• _Written problem_: Copy all records verbatim.
>> Begin Given records
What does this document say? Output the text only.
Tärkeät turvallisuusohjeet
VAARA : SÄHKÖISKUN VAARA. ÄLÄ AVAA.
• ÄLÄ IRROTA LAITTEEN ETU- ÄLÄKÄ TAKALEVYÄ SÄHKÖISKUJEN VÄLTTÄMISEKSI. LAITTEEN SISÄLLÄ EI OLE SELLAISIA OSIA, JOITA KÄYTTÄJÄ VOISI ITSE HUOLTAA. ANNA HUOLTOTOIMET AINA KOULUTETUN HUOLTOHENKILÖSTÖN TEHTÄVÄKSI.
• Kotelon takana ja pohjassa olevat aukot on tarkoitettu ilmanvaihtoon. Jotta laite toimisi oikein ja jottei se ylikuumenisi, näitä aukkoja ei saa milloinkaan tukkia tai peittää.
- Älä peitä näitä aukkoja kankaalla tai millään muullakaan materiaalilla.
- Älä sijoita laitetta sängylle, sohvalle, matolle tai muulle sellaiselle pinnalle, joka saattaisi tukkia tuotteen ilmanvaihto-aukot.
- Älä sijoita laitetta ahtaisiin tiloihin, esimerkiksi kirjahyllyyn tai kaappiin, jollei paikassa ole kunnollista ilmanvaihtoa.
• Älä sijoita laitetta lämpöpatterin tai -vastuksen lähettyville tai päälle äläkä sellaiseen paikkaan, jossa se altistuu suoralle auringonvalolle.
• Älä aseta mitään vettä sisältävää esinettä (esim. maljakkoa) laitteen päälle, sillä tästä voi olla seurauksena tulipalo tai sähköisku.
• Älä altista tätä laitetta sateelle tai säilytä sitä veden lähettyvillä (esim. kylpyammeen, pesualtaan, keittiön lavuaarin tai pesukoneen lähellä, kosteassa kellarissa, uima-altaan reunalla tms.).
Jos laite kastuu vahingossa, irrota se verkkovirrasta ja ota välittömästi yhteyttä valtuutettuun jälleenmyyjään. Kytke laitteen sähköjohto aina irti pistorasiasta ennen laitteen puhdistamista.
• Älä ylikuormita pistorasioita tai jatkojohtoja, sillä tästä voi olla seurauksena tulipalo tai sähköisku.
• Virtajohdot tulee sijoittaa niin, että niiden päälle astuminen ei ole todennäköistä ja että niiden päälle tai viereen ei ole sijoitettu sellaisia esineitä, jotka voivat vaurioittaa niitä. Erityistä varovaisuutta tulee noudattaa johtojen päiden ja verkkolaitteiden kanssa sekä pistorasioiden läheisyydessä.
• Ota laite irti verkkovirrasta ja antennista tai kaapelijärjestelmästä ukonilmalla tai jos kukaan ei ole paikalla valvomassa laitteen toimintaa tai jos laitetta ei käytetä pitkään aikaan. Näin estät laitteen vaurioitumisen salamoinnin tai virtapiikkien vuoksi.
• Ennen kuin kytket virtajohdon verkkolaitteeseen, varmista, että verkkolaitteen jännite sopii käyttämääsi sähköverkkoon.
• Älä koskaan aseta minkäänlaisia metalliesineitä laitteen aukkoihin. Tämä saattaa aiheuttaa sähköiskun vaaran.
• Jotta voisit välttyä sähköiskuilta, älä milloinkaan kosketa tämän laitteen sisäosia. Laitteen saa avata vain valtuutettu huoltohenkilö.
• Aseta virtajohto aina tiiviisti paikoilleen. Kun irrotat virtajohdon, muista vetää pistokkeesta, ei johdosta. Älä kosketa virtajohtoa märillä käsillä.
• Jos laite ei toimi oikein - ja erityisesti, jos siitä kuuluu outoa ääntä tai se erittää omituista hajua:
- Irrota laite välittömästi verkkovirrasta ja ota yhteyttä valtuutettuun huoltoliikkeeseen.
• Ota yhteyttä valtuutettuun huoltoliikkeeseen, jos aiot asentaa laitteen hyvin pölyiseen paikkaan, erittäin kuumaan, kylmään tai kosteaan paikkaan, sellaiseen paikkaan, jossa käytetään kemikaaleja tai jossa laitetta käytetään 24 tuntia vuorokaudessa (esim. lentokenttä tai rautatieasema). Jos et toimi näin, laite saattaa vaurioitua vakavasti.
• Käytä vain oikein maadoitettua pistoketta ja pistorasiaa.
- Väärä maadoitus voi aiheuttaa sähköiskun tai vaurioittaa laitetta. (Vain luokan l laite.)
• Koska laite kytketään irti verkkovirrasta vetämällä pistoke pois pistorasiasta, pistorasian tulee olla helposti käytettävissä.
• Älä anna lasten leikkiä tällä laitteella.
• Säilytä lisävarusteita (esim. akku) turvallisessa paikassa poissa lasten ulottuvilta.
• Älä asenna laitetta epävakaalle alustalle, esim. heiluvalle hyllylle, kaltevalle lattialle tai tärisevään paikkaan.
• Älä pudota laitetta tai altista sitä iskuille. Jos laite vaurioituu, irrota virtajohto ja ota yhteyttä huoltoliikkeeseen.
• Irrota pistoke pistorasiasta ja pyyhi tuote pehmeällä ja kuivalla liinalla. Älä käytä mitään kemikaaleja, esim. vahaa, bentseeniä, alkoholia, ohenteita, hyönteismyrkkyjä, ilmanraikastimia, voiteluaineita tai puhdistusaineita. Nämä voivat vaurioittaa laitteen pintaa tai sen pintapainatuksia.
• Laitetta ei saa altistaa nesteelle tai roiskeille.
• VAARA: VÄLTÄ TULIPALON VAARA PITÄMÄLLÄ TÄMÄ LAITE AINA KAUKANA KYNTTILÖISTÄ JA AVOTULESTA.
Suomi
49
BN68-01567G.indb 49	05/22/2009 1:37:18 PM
>> End Given records
• _The completed task_:
What does this document say? Output the text only.
Tärkeät turvallisuusohjeet
VAARA : SÄHKÖISKUN VAARA. ÄLÄ AVAA.
• ÄLÄ IRROTA LAITTEEN ETU- ÄLÄKÄ TAKALEVYÄ SÄHKÖISKUJEN VÄLTTÄMISEKSI. LAITTEEN SISÄLLÄ EI OLE SELLAISIA OSIA, JOITA KÄYTTÄJÄ VOISI ITSE HUOLTAA. ANNA HUOLTOTOIMET AINA KOULUTETUN HUOLTOHENKILÖSTÖN TEHTÄVÄKSI.
• Kotelon takana ja pohjassa olevat aukot on tarkoitettu ilmanvaihtoon. Jotta laite toimisi oikein ja jottei se ylikuumenisi, näitä aukkoja ei saa milloinkaan tukkia tai peittää.
- Älä peitä näitä aukkoja kankaalla tai millään muullakaan materiaalilla.
- Älä sijoita laitetta sängylle, sohvalle, matolle tai muulle sellaiselle pinnalle, joka saattaisi tukkia tuotteen ilmanvaihto-aukot.
- Älä sijoita laitetta ahtaisiin tiloihin, esimerkiksi kirjahyllyyn tai kaappiin, jollei paikassa ole kunnollista ilmanvaihtoa.
• Älä sijoita laitetta lämpöpatterin tai -vastuksen lähettyville tai päälle äläkä sellaiseen paikkaan, jossa se altistuu suoralle auringonvalolle.
• Älä aseta mitään vettä sisältävää esinettä (esim. maljakkoa) laitteen päälle, sillä tästä voi olla seurauksena tulipalo tai sähköisku.
• Älä altista tätä laitetta sateelle tai säilytä sitä veden lähettyvillä (esim. kylpyammeen, pesualtaan, keittiön lavuaarin tai pesukoneen lähellä, kosteassa kellarissa, uima-altaan reunalla tms.).
Jos laite kastuu vahingossa, irrota se verkkovirrasta ja ota välittömästi yhteyttä valtuutettuun jälleenmyyjään. Kytke laitteen sähköjohto aina irti pistorasiasta ennen laitteen puhdistamista.
• Älä ylikuormita pistorasioita tai jatkojohtoja, sillä tästä voi olla seurauksena tulipalo tai sähköisku.
• Virtajohdot tulee sijoittaa niin, että niiden päälle astuminen ei ole todennäköistä ja että niiden päälle tai viereen ei ole sijoitettu sellaisia esineitä, jotka voivat vaurioittaa niitä. Erityistä varovaisuutta tulee noudattaa johtojen päiden ja verkkolaitteiden kanssa sekä pistorasioiden läheisyydessä.
• Ota laite irti verkkovirrasta ja antennista tai kaapelijärjestelmästä ukonilmalla tai jos kukaan ei ole paikalla valvomassa laitteen toimintaa tai jos laitetta ei käytetä pitkään aikaan. Näin estät laitteen vaurioitumisen salamoinnin tai virtapiikkien vuoksi.
• Ennen kuin kytket virtajohdon verkkolaitteeseen, varmista, että verkkolaitteen jännite sopii käyttämääsi sähköverkkoon.
• Älä koskaan aseta minkäänlaisia metalliesineitä laitteen aukkoihin. Tämä saattaa aiheuttaa sähköiskun vaaran.
• Jotta voisit välttyä sähköiskuilta, älä milloinkaan kosketa tämän laitteen sisäosia. Laitteen saa avata vain valtuutettu huoltohenkilö.
• Aseta virtajohto aina tiiviisti paikoilleen. Kun irrotat virtajohdon, muista vetää pistokkeesta, ei johdosta. Älä kosketa virtajohtoa märillä käsillä.
• Jos laite ei toimi oikein - ja erityisesti, jos siitä kuuluu outoa ääntä tai se erittää omituista hajua:
- Irrota laite välittömästi verkkovirrasta ja ota yhteyttä valtuutettuun huoltoliikkeeseen.
• Ota yhteyttä valtuutettuun huoltoliikkeeseen, jos aiot asentaa laitteen hyvin pölyiseen paikkaan, erittäin kuumaan, kylmään tai kosteaan paikkaan, sellaiseen paikkaan, jossa käytetään kemikaaleja tai jossa laitetta käytetään 24 tuntia vuorokaudessa (esim. lentokenttä tai rautatieasema). Jos et toimi näin, laite saattaa vaurioitua vakavasti.
• Käytä vain oikein maadoitettua pistoketta ja pistorasiaa.
- Väärä maadoitus voi aiheuttaa sähköiskun tai vaurioittaa laitetta. (Vain luokan l laite.)
• Koska laite kytketään irti verkkovirrasta vetämällä pistoke pois pistorasiasta, pistorasian tulee olla helposti käytettävissä.
• Älä anna lasten leikkiä tällä laitteella.
• Säilytä lisävarusteita (esim. akku) turvallisessa paikassa poissa lasten ulottuvilta.
• Älä asenna laitetta epävakaalle alustalle, esim. heiluvalle hyllylle, kaltevalle lattialle tai tärisevään paikkaan.
• Älä pudota laitetta tai altista sitä iskuille. Jos laite vaurioituu, irrota virtajohto ja ota yhteyttä huoltoliikkeeseen.
• Irrota pistoke pistorasiasta ja pyyhi tuote pehmeällä ja kuivalla liinalla. Älä käytä mitään kemikaaleja, esim. vahaa, bentseeniä, alkoholia, ohenteita, hyönteismyrkkyjä, ilmanraikastimia, voiteluaineita tai puhdistusaineita. Nämä voivat vaurioittaa laitteen pintaa tai sen pintapainatuksia.
• Laitetta ei saa altistaa nesteelle tai roiskeille.
• VAARA: VÄLTÄ TULIPALON VAARA PITÄMÄLLÄ TÄMÄ LAITE AINA KAUKANA KYNTTILÖISTÄ JA AVOTULESTA.
Suomi
49
BN68-01567G.indb 49	05/22/2009 1:37:18 PM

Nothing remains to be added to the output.